━━━━━ MATERIAL FOR THIS TASK ━━━━━

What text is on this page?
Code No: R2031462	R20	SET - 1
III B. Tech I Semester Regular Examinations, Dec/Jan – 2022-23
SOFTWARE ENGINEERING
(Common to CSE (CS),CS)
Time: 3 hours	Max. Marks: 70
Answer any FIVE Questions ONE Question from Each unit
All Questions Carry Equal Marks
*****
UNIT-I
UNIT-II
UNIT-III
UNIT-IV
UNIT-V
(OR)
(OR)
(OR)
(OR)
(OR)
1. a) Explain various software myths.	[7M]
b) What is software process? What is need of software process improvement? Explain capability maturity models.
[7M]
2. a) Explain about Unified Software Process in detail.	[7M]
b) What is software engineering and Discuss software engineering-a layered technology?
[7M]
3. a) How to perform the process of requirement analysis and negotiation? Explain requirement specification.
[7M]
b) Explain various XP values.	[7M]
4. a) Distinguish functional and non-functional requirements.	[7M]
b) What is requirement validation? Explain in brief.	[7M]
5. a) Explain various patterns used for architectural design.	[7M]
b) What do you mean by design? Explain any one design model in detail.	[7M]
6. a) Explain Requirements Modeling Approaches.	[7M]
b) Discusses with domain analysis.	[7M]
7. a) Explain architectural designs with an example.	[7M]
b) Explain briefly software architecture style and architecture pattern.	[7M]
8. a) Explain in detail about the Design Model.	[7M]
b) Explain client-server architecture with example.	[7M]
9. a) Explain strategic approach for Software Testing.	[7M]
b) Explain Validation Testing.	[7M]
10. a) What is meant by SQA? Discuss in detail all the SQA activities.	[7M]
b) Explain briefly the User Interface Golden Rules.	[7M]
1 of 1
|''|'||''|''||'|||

━━━━━

▸ TASK BRIEF
Would you restate each of the entries word for word?

▸ REPLY
What text is on this page?
Code No: R2031462	R20	SET - 1
III B. Tech I Semester Regular Examinations, Dec/Jan – 2022-23
SOFTWARE ENGINEERING
(Common to CSE (CS),CS)
Time: 3 hours	Max. Marks: 70
Answer any FIVE Questions ONE Question from Each unit
All Questions Carry Equal Marks
*****
UNIT-I
UNIT-II
UNIT-III
UNIT-IV
UNIT-V
(OR)
(OR)
(OR)
(OR)
(OR)
1. a) Explain various software myths.	[7M]
b) What is software process? What is need of software process improvement? Explain capability maturity models.
[7M]
2. a) Explain about Unified Software Process in detail.	[7M]
b) What is software engineering and Discuss software engineering-a layered technology?
[7M]
3. a) How to perform the process of requirement analysis and negotiation? Explain requirement specification.
[7M]
b) Explain various XP values.	[7M]
4. a) Distinguish functional and non-functional requirements.	[7M]
b) What is requirement validation? Explain in brief.	[7M]
5. a) Explain various patterns used for architectural design.	[7M]
b) What do you mean by design? Explain any one design model in detail.	[7M]
6. a) Explain Requirements Modeling Approaches.	[7M]
b) Discusses with domain analysis.	[7M]
7. a) Explain architectural designs with an example.	[7M]
b) Explain briefly software architecture style and architecture pattern.	[7M]
8. a) Explain in detail about the Design Model.	[7M]
b) Explain client-server architecture with example.	[7M]
9. a) Explain strategic approach for Software Testing.	[7M]
b) Explain Validation Testing.	[7M]
10. a) What is meant by SQA? Discuss in detail all the SQA activities.	[7M]
b) Explain briefly the User Interface Golden Rules.	[7M]
1 of 1
|''|'||''|''||'|||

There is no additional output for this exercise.